Data entries for graphics:
□ □ □ □ □
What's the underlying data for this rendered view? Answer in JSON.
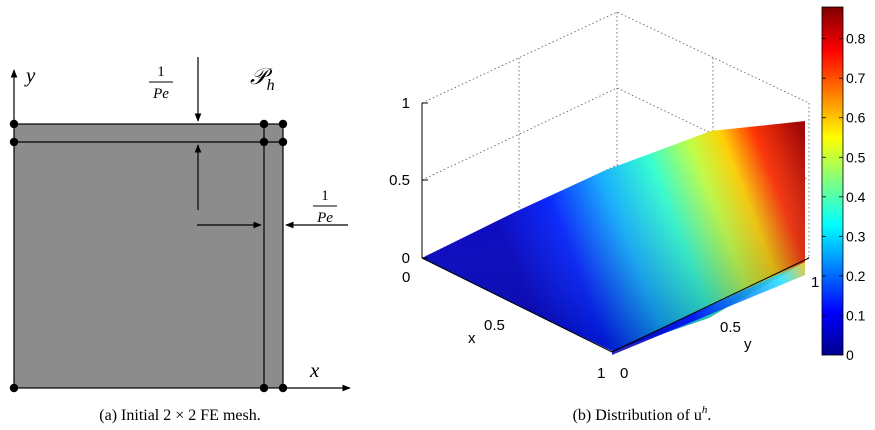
{
  "left_panel": {
    "axis_x_label": "x",
    "axis_y_label": "y",
    "fraction_numerator": "1",
    "fraction_denominator": "Pe",
    "mesh_name": "𝒫",
    "mesh_subscript": "h",
    "caption": "(a)  Initial 2 × 2 FE mesh.",
    "colors": {
      "mesh_fill": "#8c8c8c",
      "line": "#000000"
    }
  },
  "right_panel": {
    "z_ticks": [
      "0",
      "0.5",
      "1"
    ],
    "x_axis_label": "x",
    "x_ticks": [
      "0",
      "0.5",
      "1"
    ],
    "y_axis_label": "y",
    "y_ticks": [
      "0",
      "0.5",
      "1"
    ],
    "colorbar_ticks": [
      "0.8",
      "0.7",
      "0.6",
      "0.5",
      "0.4",
      "0.3",
      "0.2",
      "0.1",
      "0"
    ],
    "colorbar_range": [
      0,
      0.88
    ],
    "colormap": "jet",
    "caption_prefix": "(b)  Distribution of u",
    "caption_superscript": "h",
    "caption_suffix": "."
  }
}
□ □ □ □ □
What to work on
Quote the material exactly. Pictures stay out.

Exercise response
What's the underlying data for this rendered view? Answer in JSON.
{
  "left_panel": {
    "axis_x_label": "x",
    "axis_y_label": "y",
    "fraction_numerator": "1",
    "fraction_denominator": "Pe",
    "mesh_name": "𝒫",
    "mesh_subscript": "h",
    "caption": "(a)  Initial 2 × 2 FE mesh.",
    "colors": {
      "mesh_fill": "#8c8c8c",
      "line": "#000000"
    }
  },
  "right_panel": {
    "z_ticks": [
      "0",
      "0.5",
      "1"
    ],
    "x_axis_label": "x",
    "x_ticks": [
      "0",
      "0.5",
      "1"
    ],
    "y_axis_label": "y",
    "y_ticks": [
      "0",
      "0.5",
      "1"
    ],
    "colorbar_ticks": [
      "0.8",
      "0.7",
      "0.6",
      "0.5",
      "0.4",
      "0.3",
      "0.2",
      "0.1",
      "0"
    ],
    "colorbar_range": [
      0,
      0.88
    ],
    "colormap": "jet",
    "caption_prefix": "(b)  Distribution of u",
    "caption_superscript": "h",
    "caption_suffix": "."
  }
}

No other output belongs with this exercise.